**TASK DIRECTIONS:** Identify all lines below that hold "value" and collect them.

★ ★ ★ ★ ★ ★ ★

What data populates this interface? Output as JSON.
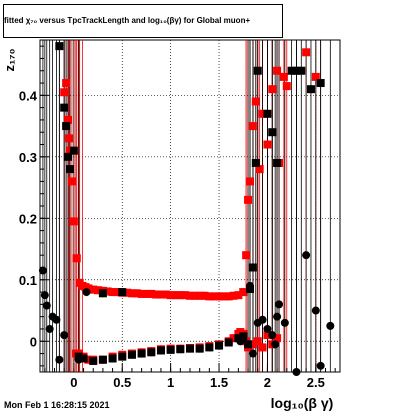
{
  "chart_data": {
    "type": "scatter",
    "title": "fitted  χ₇₀ versus TpcTrackLength and log₁₀(βγ) for Global muon+",
    "xlabel": "log₁₀(β γ)",
    "ylabel": "z₁₇₀",
    "xlim": [
      -0.35,
      2.75
    ],
    "ylim": [
      -0.05,
      0.49
    ],
    "x_ticks": [
      {
        "value": 0,
        "label": "0"
      },
      {
        "value": 0.5,
        "label": "0.5"
      },
      {
        "value": 1,
        "label": "1"
      },
      {
        "value": 1.5,
        "label": "1.5"
      },
      {
        "value": 2,
        "label": "2"
      },
      {
        "value": 2.5,
        "label": "2.5"
      }
    ],
    "y_ticks": [
      {
        "value": 0,
        "label": "0"
      },
      {
        "value": 0.1,
        "label": "0.1"
      },
      {
        "value": 0.2,
        "label": "0.2"
      },
      {
        "value": 0.3,
        "label": "0.3"
      },
      {
        "value": 0.4,
        "label": "0.4"
      }
    ],
    "grid": true,
    "series": [
      {
        "color": "#ff0000",
        "marker": "square",
        "points": [
          [
            -0.1,
            0.405
          ],
          [
            -0.08,
            0.42
          ],
          [
            -0.06,
            0.36
          ],
          [
            -0.05,
            0.33
          ],
          [
            -0.04,
            0.31
          ],
          [
            -0.02,
            0.26
          ],
          [
            0.0,
            0.195
          ],
          [
            0.03,
            0.135
          ],
          [
            0.06,
            0.095
          ],
          [
            0.09,
            0.09
          ],
          [
            0.12,
            0.088
          ],
          [
            0.15,
            0.086
          ],
          [
            0.2,
            0.084
          ],
          [
            0.25,
            0.083
          ],
          [
            0.3,
            0.082
          ],
          [
            0.35,
            0.081
          ],
          [
            0.4,
            0.08
          ],
          [
            0.45,
            0.08
          ],
          [
            0.5,
            0.079
          ],
          [
            0.55,
            0.079
          ],
          [
            0.6,
            0.078
          ],
          [
            0.65,
            0.078
          ],
          [
            0.7,
            0.077
          ],
          [
            0.75,
            0.077
          ],
          [
            0.8,
            0.077
          ],
          [
            0.85,
            0.076
          ],
          [
            0.9,
            0.076
          ],
          [
            0.95,
            0.076
          ],
          [
            1.0,
            0.075
          ],
          [
            1.05,
            0.075
          ],
          [
            1.1,
            0.075
          ],
          [
            1.15,
            0.075
          ],
          [
            1.2,
            0.074
          ],
          [
            1.25,
            0.074
          ],
          [
            1.3,
            0.074
          ],
          [
            1.35,
            0.074
          ],
          [
            1.4,
            0.073
          ],
          [
            1.45,
            0.073
          ],
          [
            1.5,
            0.073
          ],
          [
            1.55,
            0.073
          ],
          [
            1.6,
            0.073
          ],
          [
            1.65,
            0.074
          ],
          [
            1.7,
            0.075
          ],
          [
            1.75,
            0.08
          ],
          [
            1.78,
            0.14
          ],
          [
            1.8,
            0.23
          ],
          [
            1.82,
            0.26
          ],
          [
            1.85,
            0.35
          ],
          [
            1.88,
            0.39
          ],
          [
            1.92,
            0.28
          ],
          [
            1.95,
            0.37
          ],
          [
            2.0,
            0.32
          ],
          [
            2.05,
            0.41
          ],
          [
            2.1,
            0.44
          ],
          [
            2.12,
            0.29
          ],
          [
            2.17,
            0.43
          ],
          [
            2.2,
            0.415
          ],
          [
            2.4,
            0.47
          ],
          [
            2.5,
            0.43
          ],
          [
            0.02,
            -0.02
          ],
          [
            0.05,
            -0.02
          ],
          [
            0.1,
            -0.025
          ],
          [
            0.15,
            -0.03
          ],
          [
            0.2,
            -0.03
          ],
          [
            0.3,
            -0.03
          ],
          [
            0.4,
            -0.025
          ],
          [
            0.5,
            -0.022
          ],
          [
            0.6,
            -0.02
          ],
          [
            0.7,
            -0.018
          ],
          [
            0.8,
            -0.016
          ],
          [
            0.9,
            -0.013
          ],
          [
            1.0,
            -0.012
          ],
          [
            1.1,
            -0.012
          ],
          [
            1.2,
            -0.011
          ],
          [
            1.3,
            -0.01
          ],
          [
            1.4,
            -0.008
          ],
          [
            1.5,
            -0.005
          ],
          [
            1.6,
            0.0
          ],
          [
            1.65,
            0.005
          ],
          [
            1.7,
            0.012
          ],
          [
            1.72,
            0.015
          ],
          [
            1.75,
            0.012
          ],
          [
            1.78,
            0.0
          ],
          [
            1.8,
            -0.01
          ],
          [
            1.85,
            -0.005
          ],
          [
            1.9,
            0.0
          ],
          [
            1.95,
            -0.01
          ],
          [
            2.0,
            0.01
          ],
          [
            2.05,
            -0.005
          ],
          [
            2.1,
            0.005
          ]
        ]
      },
      {
        "color": "#000000",
        "marker": "square",
        "points": [
          [
            -0.15,
            0.48
          ],
          [
            -0.1,
            0.38
          ],
          [
            -0.08,
            0.35
          ],
          [
            -0.06,
            0.3
          ],
          [
            -0.04,
            0.28
          ],
          [
            0.0,
            0.31
          ],
          [
            0.3,
            0.078
          ],
          [
            0.5,
            0.08
          ],
          [
            1.82,
            0.085
          ],
          [
            1.85,
            0.12
          ],
          [
            1.9,
            0.44
          ],
          [
            2.0,
            0.37
          ],
          [
            2.05,
            0.34
          ],
          [
            2.1,
            0.29
          ],
          [
            2.25,
            0.44
          ],
          [
            2.3,
            0.44
          ],
          [
            2.35,
            0.44
          ],
          [
            2.45,
            0.41
          ],
          [
            2.55,
            0.42
          ],
          [
            1.88,
            0.29
          ],
          [
            0.05,
            -0.025
          ],
          [
            0.1,
            -0.028
          ],
          [
            0.2,
            -0.032
          ],
          [
            0.3,
            -0.03
          ],
          [
            0.4,
            -0.028
          ],
          [
            0.5,
            -0.025
          ],
          [
            0.6,
            -0.022
          ],
          [
            0.7,
            -0.02
          ],
          [
            0.8,
            -0.018
          ],
          [
            0.9,
            -0.015
          ],
          [
            1.0,
            -0.014
          ],
          [
            1.1,
            -0.013
          ],
          [
            1.2,
            -0.012
          ],
          [
            1.3,
            -0.012
          ],
          [
            1.4,
            -0.01
          ],
          [
            1.5,
            -0.007
          ],
          [
            1.6,
            -0.002
          ],
          [
            1.7,
            0.005
          ],
          [
            1.75,
            0.008
          ],
          [
            1.8,
            -0.005
          ]
        ]
      },
      {
        "color": "#000000",
        "marker": "circle",
        "points": [
          [
            -0.32,
            0.115
          ],
          [
            -0.3,
            0.075
          ],
          [
            -0.28,
            0.058
          ],
          [
            -0.25,
            0.02
          ],
          [
            -0.22,
            0.04
          ],
          [
            -0.18,
            0.035
          ],
          [
            -0.15,
            -0.03
          ],
          [
            -0.1,
            0.01
          ],
          [
            0.05,
            -0.03
          ],
          [
            0.13,
            0.08
          ],
          [
            1.82,
            0.09
          ],
          [
            1.9,
            0.03
          ],
          [
            1.95,
            0.035
          ],
          [
            2.0,
            0.02
          ],
          [
            2.05,
            0.01
          ],
          [
            2.08,
            -0.005
          ],
          [
            2.12,
            0.06
          ],
          [
            2.18,
            0.03
          ],
          [
            2.3,
            -0.05
          ],
          [
            2.4,
            0.14
          ],
          [
            2.5,
            0.05
          ],
          [
            2.55,
            -0.04
          ],
          [
            2.65,
            0.025
          ],
          [
            2.1,
            0.04
          ],
          [
            1.85,
            -0.02
          ],
          [
            1.72,
            0.0
          ]
        ]
      }
    ]
  },
  "footer": {
    "date_stamp": "Mon Feb  1 16:28:15 2021"
  }
}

★ ★ ★ ★ ★ ★ ★

**ANSWER:**
        "value": 0,
        "value": 0.5,
        "value": 1,
        "value": 1.5,
        "value": 2,
        "value": 2.5,
        "value": 0,
        "value": 0.1,
        "value": 0.2,
        "value": 0.3,
        "value": 0.4,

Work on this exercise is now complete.